Task details: Can you print the data exactly and leave out each image?
___ Provided records ___
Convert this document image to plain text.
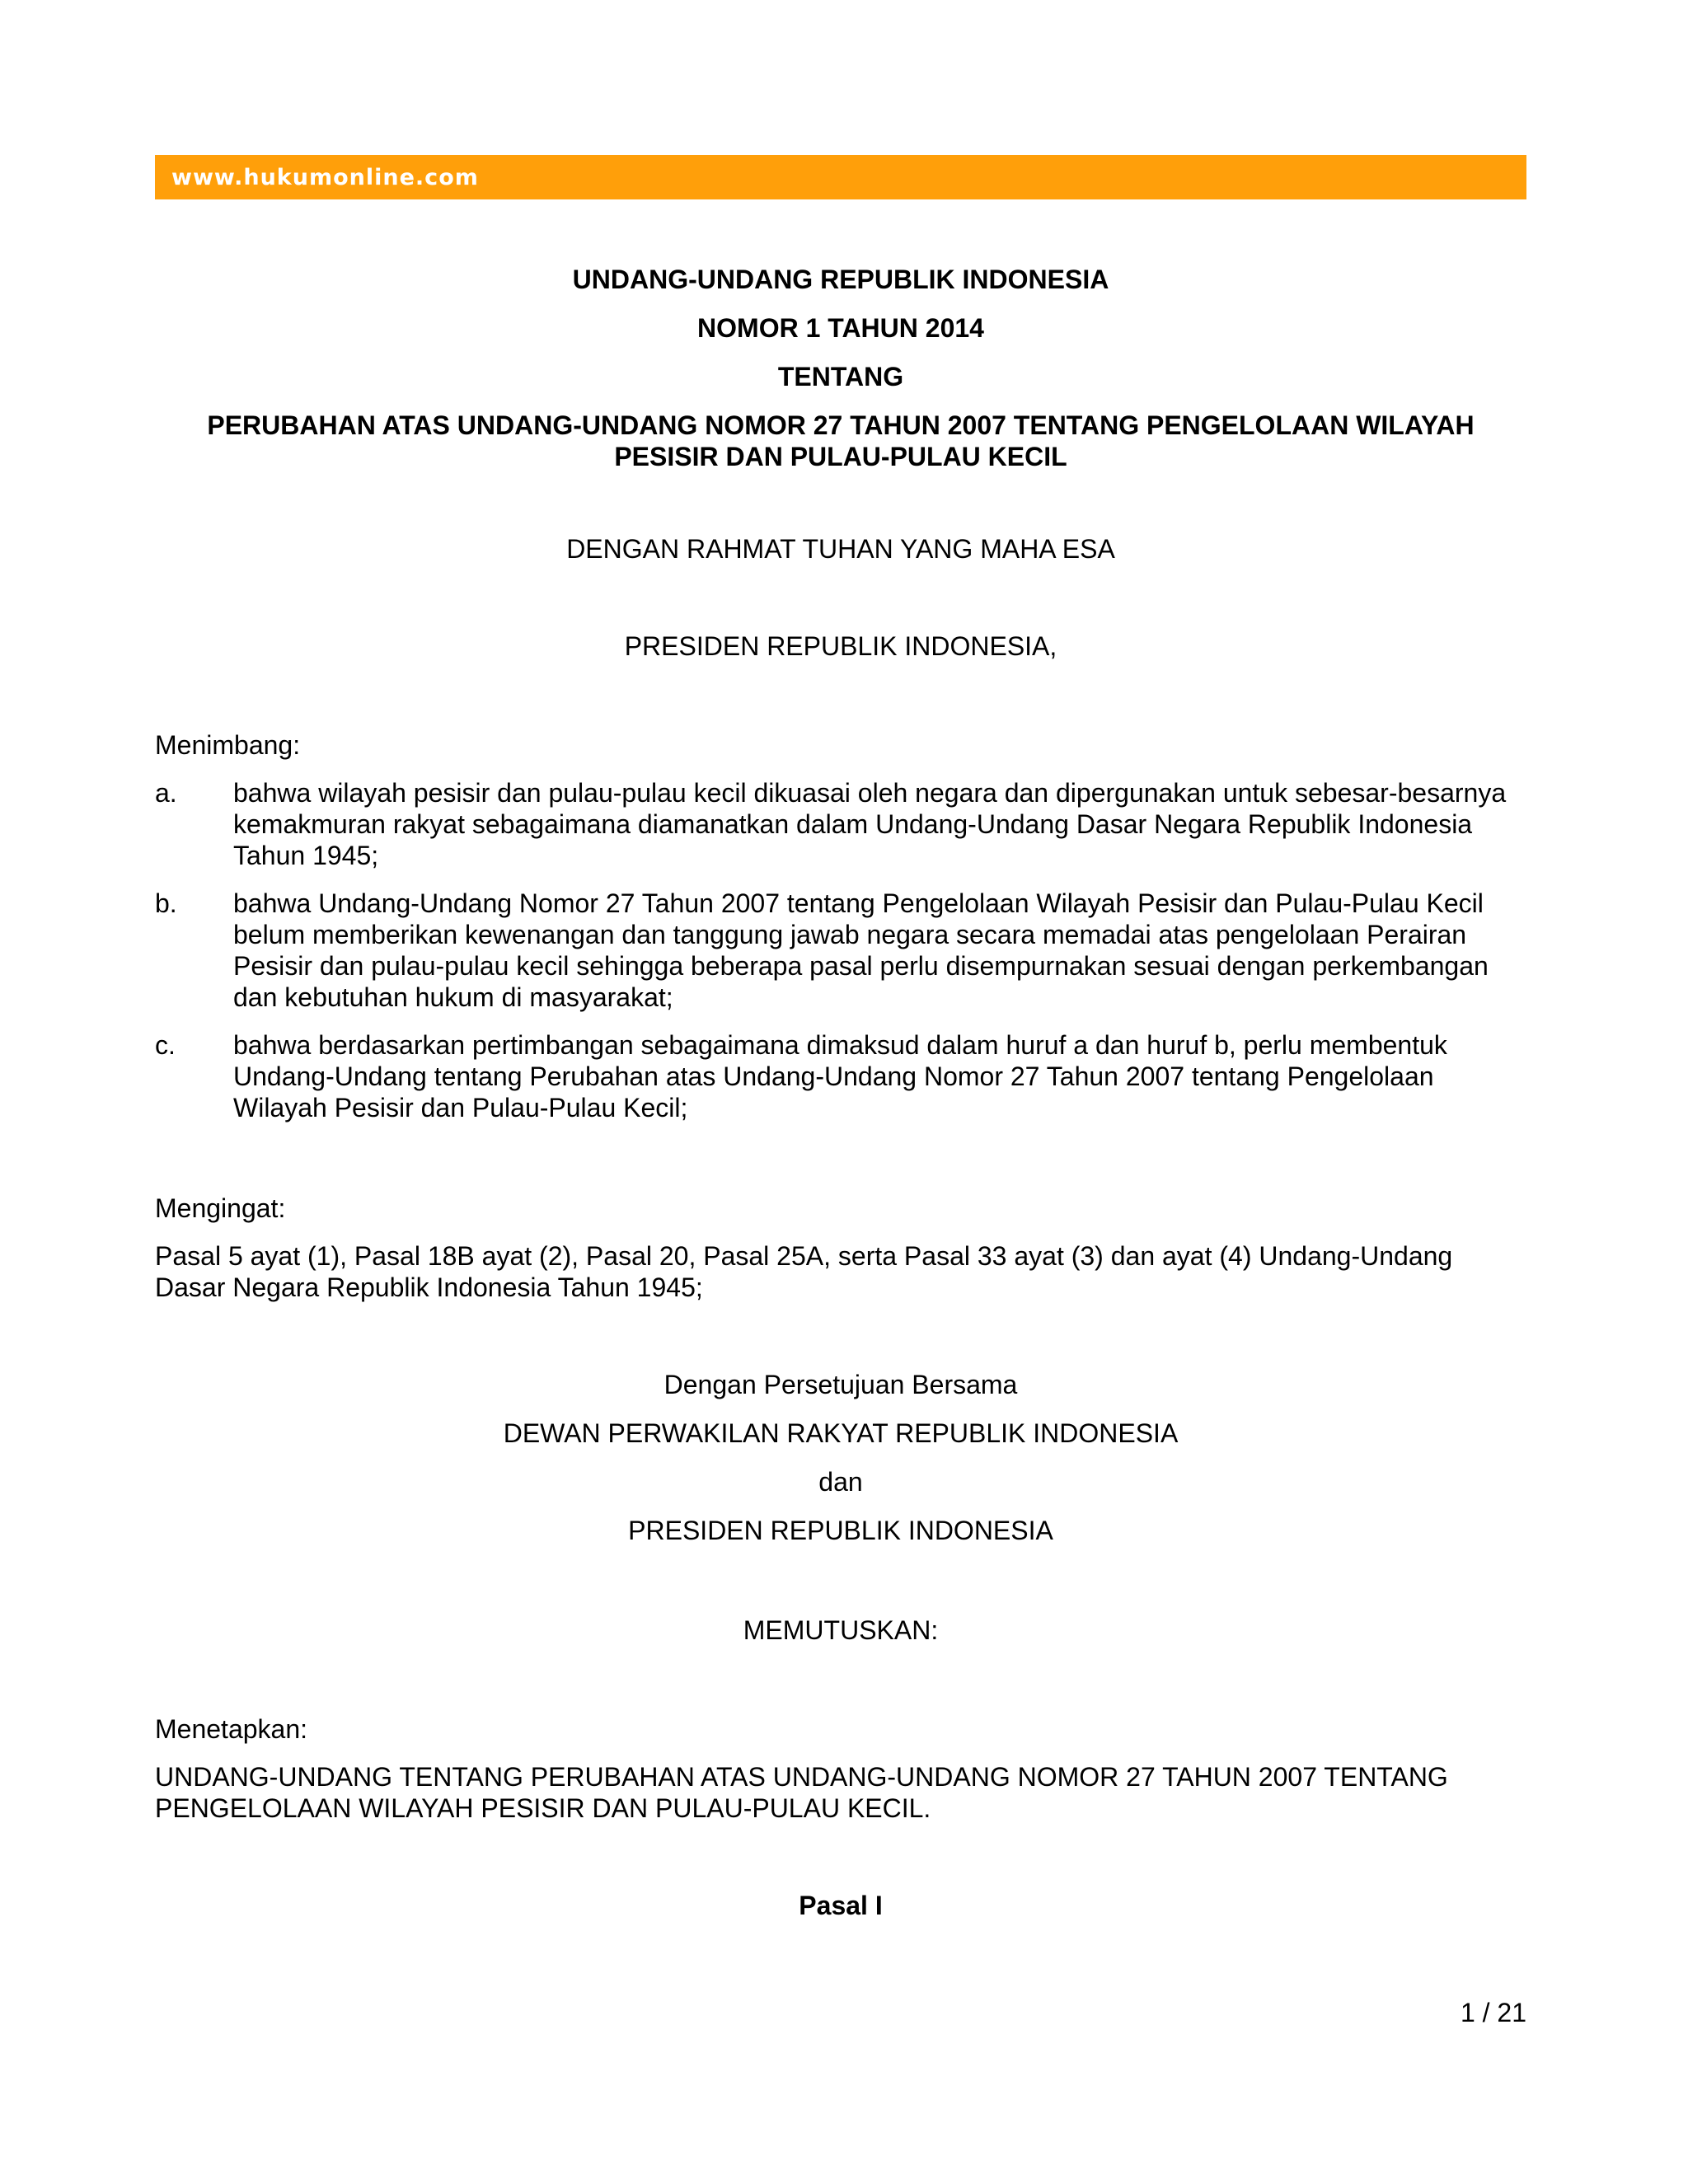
www.hukumonline.com
UNDANG-UNDANG REPUBLIK INDONESIA
NOMOR 1 TAHUN 2014
TENTANG
PERUBAHAN ATAS UNDANG-UNDANG NOMOR 27 TAHUN 2007 TENTANG PENGELOLAAN WILAYAH PESISIR DAN PULAU-PULAU KECIL
DENGAN RAHMAT TUHAN YANG MAHA ESA
PRESIDEN REPUBLIK INDONESIA,
Menimbang:
a.	bahwa wilayah pesisir dan pulau-pulau kecil dikuasai oleh negara dan dipergunakan untuk sebesar-besarnya kemakmuran rakyat sebagaimana diamanatkan dalam Undang-Undang Dasar Negara Republik Indonesia Tahun 1945;
b.	bahwa Undang-Undang Nomor 27 Tahun 2007 tentang Pengelolaan Wilayah Pesisir dan Pulau-Pulau Kecil belum memberikan kewenangan dan tanggung jawab negara secara memadai atas pengelolaan Perairan Pesisir dan pulau-pulau kecil sehingga beberapa pasal perlu disempurnakan sesuai dengan perkembangan dan kebutuhan hukum di masyarakat;
c.	bahwa berdasarkan pertimbangan sebagaimana dimaksud dalam huruf a dan huruf b, perlu membentuk Undang-Undang tentang Perubahan atas Undang-Undang Nomor 27 Tahun 2007 tentang Pengelolaan Wilayah Pesisir dan Pulau-Pulau Kecil;
Mengingat:
Pasal 5 ayat (1), Pasal 18B ayat (2), Pasal 20, Pasal 25A, serta Pasal 33 ayat (3) dan ayat (4) Undang-Undang Dasar Negara Republik Indonesia Tahun 1945;
Dengan Persetujuan Bersama
DEWAN PERWAKILAN RAKYAT REPUBLIK INDONESIA
dan
PRESIDEN REPUBLIK INDONESIA
MEMUTUSKAN:
Menetapkan:
UNDANG-UNDANG TENTANG PERUBAHAN ATAS UNDANG-UNDANG NOMOR 27 TAHUN 2007 TENTANG PENGELOLAAN WILAYAH PESISIR DAN PULAU-PULAU KECIL.
Pasal I
1 / 21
___
Exercise answer:
Convert this document image to plain text.
www.hukumonline.com
UNDANG-UNDANG REPUBLIK INDONESIA
NOMOR 1 TAHUN 2014
TENTANG
PERUBAHAN ATAS UNDANG-UNDANG NOMOR 27 TAHUN 2007 TENTANG PENGELOLAAN WILAYAH PESISIR DAN PULAU-PULAU KECIL
DENGAN RAHMAT TUHAN YANG MAHA ESA
PRESIDEN REPUBLIK INDONESIA,
Menimbang:
a.	bahwa wilayah pesisir dan pulau-pulau kecil dikuasai oleh negara dan dipergunakan untuk sebesar-besarnya kemakmuran rakyat sebagaimana diamanatkan dalam Undang-Undang Dasar Negara Republik Indonesia Tahun 1945;
b.	bahwa Undang-Undang Nomor 27 Tahun 2007 tentang Pengelolaan Wilayah Pesisir dan Pulau-Pulau Kecil belum memberikan kewenangan dan tanggung jawab negara secara memadai atas pengelolaan Perairan Pesisir dan pulau-pulau kecil sehingga beberapa pasal perlu disempurnakan sesuai dengan perkembangan dan kebutuhan hukum di masyarakat;
c.	bahwa berdasarkan pertimbangan sebagaimana dimaksud dalam huruf a dan huruf b, perlu membentuk Undang-Undang tentang Perubahan atas Undang-Undang Nomor 27 Tahun 2007 tentang Pengelolaan Wilayah Pesisir dan Pulau-Pulau Kecil;
Mengingat:
Pasal 5 ayat (1), Pasal 18B ayat (2), Pasal 20, Pasal 25A, serta Pasal 33 ayat (3) dan ayat (4) Undang-Undang Dasar Negara Republik Indonesia Tahun 1945;
Dengan Persetujuan Bersama
DEWAN PERWAKILAN RAKYAT REPUBLIK INDONESIA
dan
PRESIDEN REPUBLIK INDONESIA
MEMUTUSKAN:
Menetapkan:
UNDANG-UNDANG TENTANG PERUBAHAN ATAS UNDANG-UNDANG NOMOR 27 TAHUN 2007 TENTANG PENGELOLAAN WILAYAH PESISIR DAN PULAU-PULAU KECIL.
Pasal I
1 / 21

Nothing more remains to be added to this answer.